EXTRAIT DU DOCUMENT ▸
= = = = = = =
BOÎTES NOIRES, POUR PLUS DE SÉCURITÉ
Les boîtes noires sont toujours d’actualité en cas d’accident d’avion. Présentation d’un équipement indispensable pour la sécurité aérienne.
Parler de boîtes noires c’est évoquer la sécurité aérienne. Au-delà de la compréhension des accidents, l’objectif visé consiste à éviter d’autres drames. Mais commençons par enfoncer une porte ouverte : les fameuses boîtes noires sont orange. Néanmoins elles furent bien noires à l’origine.
L’hussenographe
Tout commence par les recherches d’un ingénieur français, François Hussenot. Polytechnicien, il commence sa carrière en 1935 au Centre des matériels aériens (CEMA) de Villacoublay. Il se spécialise dans l’étude, la réalisation et le perfectionnement des instruments utilisés aux essais en vol. En 1939, il conçoit un enregistreur des données de vol à partir de photographies faites en chambre noire – d’où l’expression de « boîtes noires » (les Anglo-Saxons parlent de « flight recorder »). L’appareil prend le nom d’hussenographe. Pour la petite histoire, en juin 1940, craignant que les Allemands ne s’emparent de son invention, Hussenot, en poste en
Aquitaine, cache sa machine en l’enfouissant dans une dune du bassin d’Archacon. Sable et vent vont engloutir le précieux hussenographe. Heureusement la péripétie ne mit pas un terme à la boîte noire. Hussenot fonda en 1947, avec son associé Marcel Ramoflo, la Société de fabrication d’instruments de mesure ( Sfim) à Massy. Il fait alors breveter un nouvel enregistreur qui projette sur une pellicule des paramètres comme la vitesse, l’altitude, les vibrations, les températures. C’est le succès pour la Sfim, qui fabrique en grande série ces enregistreurs photographiques de vol que les spécialistes connaissent sous le nom de HB, pour Hussenot et Beau- douin, ce dernier étant le fabricant qui aida l’ingénieur à mettre au point le système. En 1999 la Sfim est rachetée par Sagem, devenue ensuite Safran. Si la fabrication des boîtes noires a été arrêtée par Safran, l’établissement de Massy Safran porte le nom de François Hussenot. D’autres ingénieurs travaillent sur des boîtes noires avec enregistreurs magnétiques. Signalons aux Etats-Unis le professeur James J. « Crash » Ryan de l’université du Minnesota (par ailleurs détenteur d’un brevet de ceinture de sécurité pour voiture) et Edmund A. Boniface. Ingénieur chez Lockheed il breveta un enregistreur de son dans le cockpit.
= = = = = = =
EXTRAIT DE DONNÉES ▸
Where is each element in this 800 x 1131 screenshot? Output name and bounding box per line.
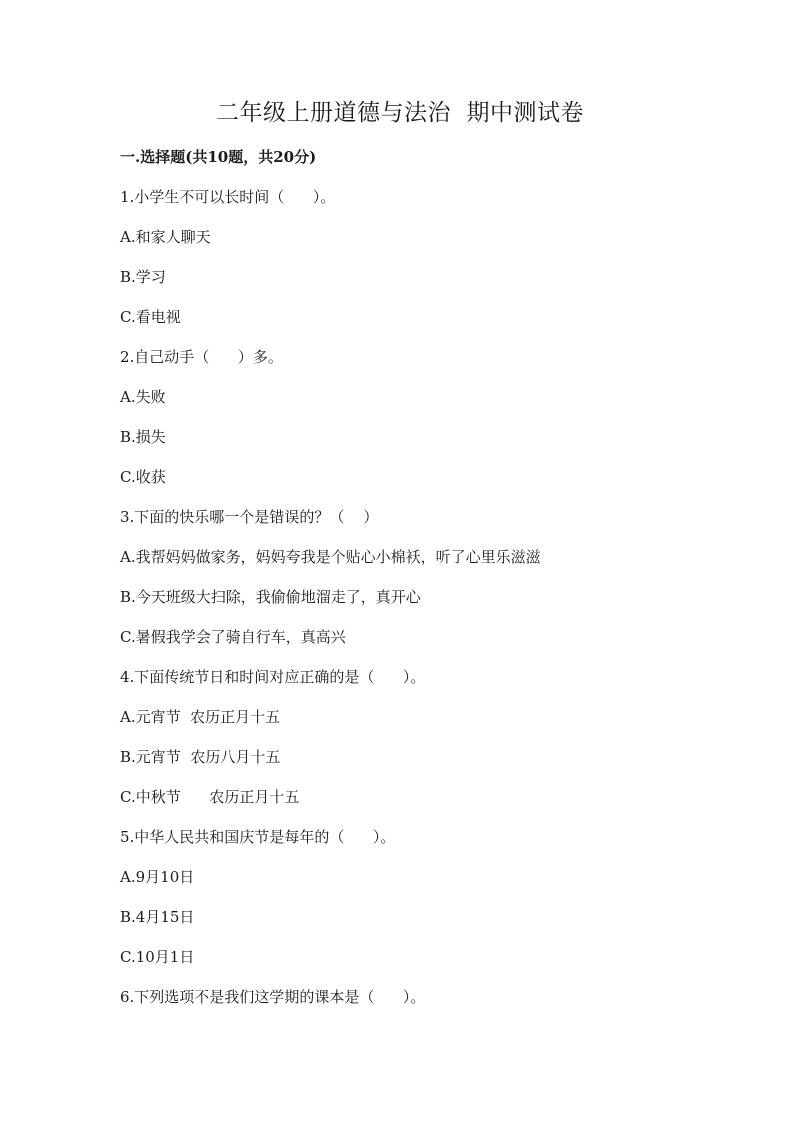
= = = = = = =
OBJECTIF A ▸
D'après l'extrait sur les boîtes noires, quel nom prend l'appareil conçu par François Hussenot en 1939 ?
OBJECTIF B ▸
Transcrivez fidèlement le passage de l'extrait sur les boîtes noires qui commence par les mots « Parler de boîtes » et s'achève sur les mots « noires à l’origine. ».
Les données n'ont aucun lien avec l'extrait du document.

RÉPONSE COMPLÈTE A ▸
L'appareil prend le nom d'hussenographe.

RÉPONSE COMPLÈTE B ▸
Parler de boîtes noires c’est évoquer la sécurité aérienne. Au-delà de la compréhension des accidents, l’objectif visé consiste à éviter d’autres drames. Mais commençons par enfoncer une porte ouverte : les fameuses boîtes noires sont orange. Néanmoins elles furent bien noires à l’origine.